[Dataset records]
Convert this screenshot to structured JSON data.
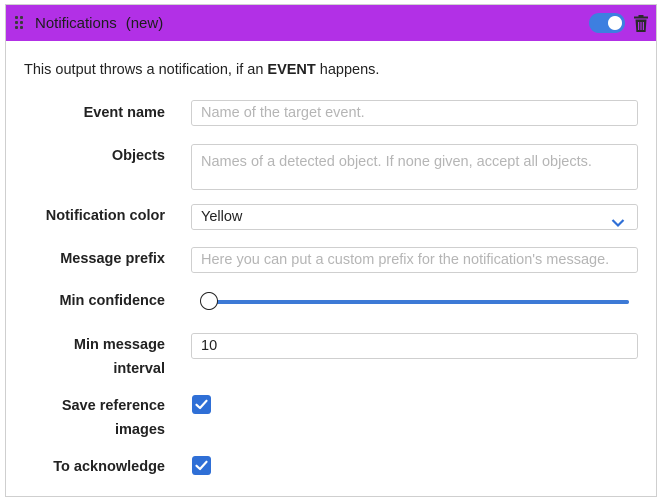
{
  "header": {
    "title": "Notifications",
    "tag": "(new)",
    "accent_color": "#b230e6",
    "toggle_on": true,
    "toggle_color": "#3d7fe0",
    "icons": [
      "drag-handle-icon",
      "trash-icon"
    ]
  },
  "intro": {
    "text_before": "This output throws a notification, if an ",
    "emphasis": "EVENT",
    "text_after": " happens."
  },
  "fields": {
    "event_name": {
      "label": "Event name",
      "value": "",
      "placeholder": "Name of the target event."
    },
    "objects": {
      "label": "Objects",
      "value": "",
      "placeholder": "Names of a detected object. If none given, accept all objects."
    },
    "notification_color": {
      "label": "Notification color",
      "value": "Yellow"
    },
    "message_prefix": {
      "label": "Message prefix",
      "value": "",
      "placeholder": "Here you can put a custom prefix for the notification's message."
    },
    "min_confidence": {
      "label": "Min confidence",
      "value": 0.0
    },
    "min_message_interval": {
      "label_line1": "Min message",
      "label_line2": "interval",
      "value": "10"
    },
    "save_reference_images": {
      "label_line1": "Save reference",
      "label_line2": "images",
      "checked": true
    },
    "to_acknowledge": {
      "label": "To acknowledge",
      "checked": true
    }
  },
  "colors": {
    "checkbox": "#2f6fd6",
    "slider": "#3d7ad6"
  }
}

--- WHAT TO DO ---
Say how many lines of the data include the word "placeholder". Respond with the number alone.

--- REPLY TO THE TASK ---
3